***** Data to process *****

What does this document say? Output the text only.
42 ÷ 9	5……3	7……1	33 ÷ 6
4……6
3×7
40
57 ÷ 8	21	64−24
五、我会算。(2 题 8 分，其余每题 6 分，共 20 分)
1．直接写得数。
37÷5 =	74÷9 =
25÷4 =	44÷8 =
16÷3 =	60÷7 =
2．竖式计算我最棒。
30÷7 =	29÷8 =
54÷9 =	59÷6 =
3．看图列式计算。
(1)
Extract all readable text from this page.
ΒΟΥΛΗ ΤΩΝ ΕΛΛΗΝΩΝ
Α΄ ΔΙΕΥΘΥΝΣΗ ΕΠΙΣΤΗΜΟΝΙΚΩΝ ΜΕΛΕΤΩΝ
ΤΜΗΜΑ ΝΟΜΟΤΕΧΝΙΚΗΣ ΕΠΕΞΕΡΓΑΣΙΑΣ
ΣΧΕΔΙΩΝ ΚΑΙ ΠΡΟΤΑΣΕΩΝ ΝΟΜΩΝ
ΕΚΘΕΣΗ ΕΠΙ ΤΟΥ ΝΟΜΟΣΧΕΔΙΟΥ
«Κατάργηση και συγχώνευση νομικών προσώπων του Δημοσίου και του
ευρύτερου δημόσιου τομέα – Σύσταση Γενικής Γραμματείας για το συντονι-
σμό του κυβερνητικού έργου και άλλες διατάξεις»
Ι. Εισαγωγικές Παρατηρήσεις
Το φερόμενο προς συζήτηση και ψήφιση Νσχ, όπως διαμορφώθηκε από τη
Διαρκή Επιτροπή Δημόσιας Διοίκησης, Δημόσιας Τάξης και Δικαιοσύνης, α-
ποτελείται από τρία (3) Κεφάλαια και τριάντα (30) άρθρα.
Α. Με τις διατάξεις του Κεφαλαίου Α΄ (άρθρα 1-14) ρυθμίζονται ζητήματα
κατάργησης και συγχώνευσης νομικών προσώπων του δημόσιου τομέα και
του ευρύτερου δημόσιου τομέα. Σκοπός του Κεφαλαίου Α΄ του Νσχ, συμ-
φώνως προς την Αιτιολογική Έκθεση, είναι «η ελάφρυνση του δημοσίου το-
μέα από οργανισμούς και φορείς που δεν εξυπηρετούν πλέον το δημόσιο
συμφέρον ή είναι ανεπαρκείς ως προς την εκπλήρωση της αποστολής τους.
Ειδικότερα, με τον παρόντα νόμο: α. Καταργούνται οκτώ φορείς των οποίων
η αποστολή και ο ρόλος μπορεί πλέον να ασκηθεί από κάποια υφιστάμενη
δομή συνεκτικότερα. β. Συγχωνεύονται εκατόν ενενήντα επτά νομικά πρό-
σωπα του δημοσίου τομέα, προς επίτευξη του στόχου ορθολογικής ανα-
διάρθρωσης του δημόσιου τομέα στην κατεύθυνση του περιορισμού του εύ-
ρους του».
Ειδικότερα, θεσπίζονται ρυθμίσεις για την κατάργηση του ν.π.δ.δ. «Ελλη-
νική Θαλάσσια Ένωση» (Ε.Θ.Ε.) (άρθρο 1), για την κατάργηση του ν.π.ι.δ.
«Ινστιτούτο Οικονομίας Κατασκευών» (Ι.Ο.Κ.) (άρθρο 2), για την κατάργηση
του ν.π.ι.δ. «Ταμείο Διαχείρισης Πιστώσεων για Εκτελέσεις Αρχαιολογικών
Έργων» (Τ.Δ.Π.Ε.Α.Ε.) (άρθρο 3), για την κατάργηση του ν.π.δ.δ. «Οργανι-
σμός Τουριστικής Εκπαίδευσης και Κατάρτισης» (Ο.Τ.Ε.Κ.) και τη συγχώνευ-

*****

### Work to complete
Each line above that holds the string "this" should be copied and shown.

### Answer to the problem
What does this document say? Output the text only.
Extract all readable text from this page.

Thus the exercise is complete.